-- START OF DATA SUPPLIED --
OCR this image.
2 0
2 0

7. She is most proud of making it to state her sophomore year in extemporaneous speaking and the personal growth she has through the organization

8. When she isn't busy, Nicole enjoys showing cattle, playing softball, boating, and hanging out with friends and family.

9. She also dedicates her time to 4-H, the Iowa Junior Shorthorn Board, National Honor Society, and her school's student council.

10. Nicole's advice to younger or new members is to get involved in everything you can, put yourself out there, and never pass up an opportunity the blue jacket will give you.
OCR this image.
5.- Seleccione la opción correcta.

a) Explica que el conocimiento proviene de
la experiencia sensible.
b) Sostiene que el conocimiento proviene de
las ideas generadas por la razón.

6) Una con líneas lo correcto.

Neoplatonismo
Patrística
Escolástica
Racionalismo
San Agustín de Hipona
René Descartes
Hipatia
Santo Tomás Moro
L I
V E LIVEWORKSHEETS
-- END OF DATA SUPPLIED --
DO THIS: Please give back all of the records exactly as written.

RESPONSE TO THIS EXERCISE:
OCR this image.
2 0
2 0

7. She is most proud of making it to state her sophomore year in extemporaneous speaking and the personal growth she has through the organization

8. When she isn't busy, Nicole enjoys showing cattle, playing softball, boating, and hanging out with friends and family.

9. She also dedicates her time to 4-H, the Iowa Junior Shorthorn Board, National Honor Society, and her school's student council.

10. Nicole's advice to younger or new members is to get involved in everything you can, put yourself out there, and never pass up an opportunity the blue jacket will give you.
OCR this image.
5.- Seleccione la opción correcta.

a) Explica que el conocimiento proviene de
la experiencia sensible.
b) Sostiene que el conocimiento proviene de
las ideas generadas por la razón.

6) Una con líneas lo correcto.

Neoplatonismo
Patrística
Escolástica
Racionalismo
San Agustín de Hipona
René Descartes
Hipatia
Santo Tomás Moro
L I
V E LIVEWORKSHEETS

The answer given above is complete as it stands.